Task requirements =>
Pictures aside, quote the whole listing exactly.

Stored data =>
____

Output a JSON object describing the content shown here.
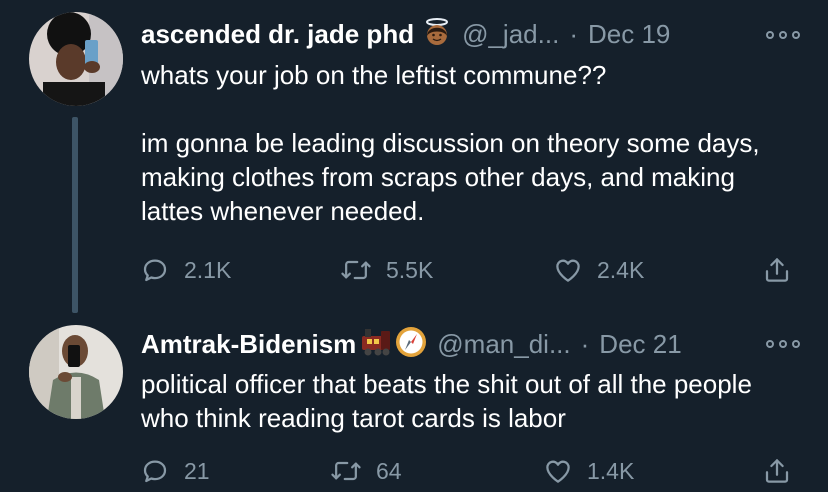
{
  "tweets": [
    {
      "display_name": "ascended dr. jade phd",
      "name_emoji": [
        "angel-face-emoji"
      ],
      "handle": "@_jad...",
      "date": "Dec 19",
      "text_paragraphs": [
        "whats your job on the leftist commune??",
        "im gonna be leading discussion on theory some days, making clothes from scraps other days, and making lattes whenever needed."
      ],
      "reply_count": "2.1K",
      "retweet_count": "5.5K",
      "like_count": "2.4K"
    },
    {
      "display_name": "Amtrak-Bidenism",
      "name_emoji": [
        "train-emoji",
        "compass-emoji"
      ],
      "handle": "@man_di...",
      "date": "Dec 21",
      "text_paragraphs": [
        "political officer that beats the shit out of all the people who think reading tarot cards is labor"
      ],
      "reply_count": "21",
      "retweet_count": "64",
      "like_count": "1.4K"
    }
  ],
  "colors": {
    "background": "#15202b",
    "text_primary": "#ffffff",
    "text_secondary": "#8899a6",
    "thread_line": "#3d5466"
  }
}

____

Result =>
Output a JSON object describing the content shown here.
{
  "tweets": [
    {
      "display_name": "ascended dr. jade phd",
      "name_emoji": [
        "angel-face-emoji"
      ],
      "handle": "@_jad...",
      "date": "Dec 19",
      "text_paragraphs": [
        "whats your job on the leftist commune??",
        "im gonna be leading discussion on theory some days, making clothes from scraps other days, and making lattes whenever needed."
      ],
      "reply_count": "2.1K",
      "retweet_count": "5.5K",
      "like_count": "2.4K"
    },
    {
      "display_name": "Amtrak-Bidenism",
      "name_emoji": [
        "train-emoji",
        "compass-emoji"
      ],
      "handle": "@man_di...",
      "date": "Dec 21",
      "text_paragraphs": [
        "political officer that beats the shit out of all the people who think reading tarot cards is labor"
      ],
      "reply_count": "21",
      "retweet_count": "64",
      "like_count": "1.4K"
    }
  ],
  "colors": {
    "background": "#15202b",
    "text_primary": "#ffffff",
    "text_secondary": "#8899a6",
    "thread_line": "#3d5466"
  }
}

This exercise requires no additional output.